**WHAT TO PRODUCE**: Drop all images and give the records again exactly.

**DATA SUPPLIED**:
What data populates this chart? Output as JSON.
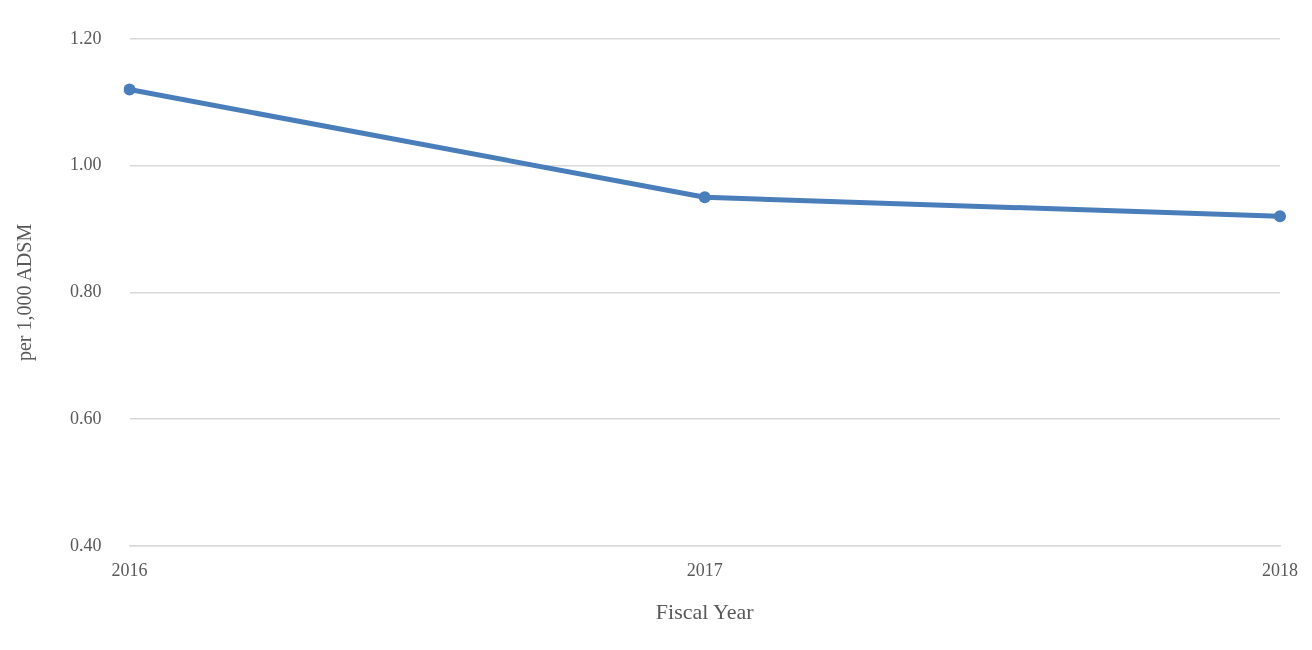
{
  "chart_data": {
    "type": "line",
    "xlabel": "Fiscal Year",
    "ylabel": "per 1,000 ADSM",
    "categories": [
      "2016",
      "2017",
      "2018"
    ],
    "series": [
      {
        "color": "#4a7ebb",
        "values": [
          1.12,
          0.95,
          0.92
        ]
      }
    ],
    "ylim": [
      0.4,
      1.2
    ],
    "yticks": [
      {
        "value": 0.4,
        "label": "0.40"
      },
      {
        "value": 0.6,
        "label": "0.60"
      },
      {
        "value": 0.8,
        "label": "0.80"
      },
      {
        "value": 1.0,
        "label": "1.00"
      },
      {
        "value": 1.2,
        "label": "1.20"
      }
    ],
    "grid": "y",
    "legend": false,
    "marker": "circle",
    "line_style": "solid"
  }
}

**COMPLETE RESPONSE**:
What data populates this chart? Output as JSON.
{
  "chart_data": {
    "type": "line",
    "xlabel": "Fiscal Year",
    "ylabel": "per 1,000 ADSM",
    "categories": [
      "2016",
      "2017",
      "2018"
    ],
    "series": [
      {
        "color": "#4a7ebb",
        "values": [
          1.12,
          0.95,
          0.92
        ]
      }
    ],
    "ylim": [
      0.4,
      1.2
    ],
    "yticks": [
      {
        "value": 0.4,
        "label": "0.40"
      },
      {
        "value": 0.6,
        "label": "0.60"
      },
      {
        "value": 0.8,
        "label": "0.80"
      },
      {
        "value": 1.0,
        "label": "1.00"
      },
      {
        "value": 1.2,
        "label": "1.20"
      }
    ],
    "grid": "y",
    "legend": false,
    "marker": "circle",
    "line_style": "solid"
  }
}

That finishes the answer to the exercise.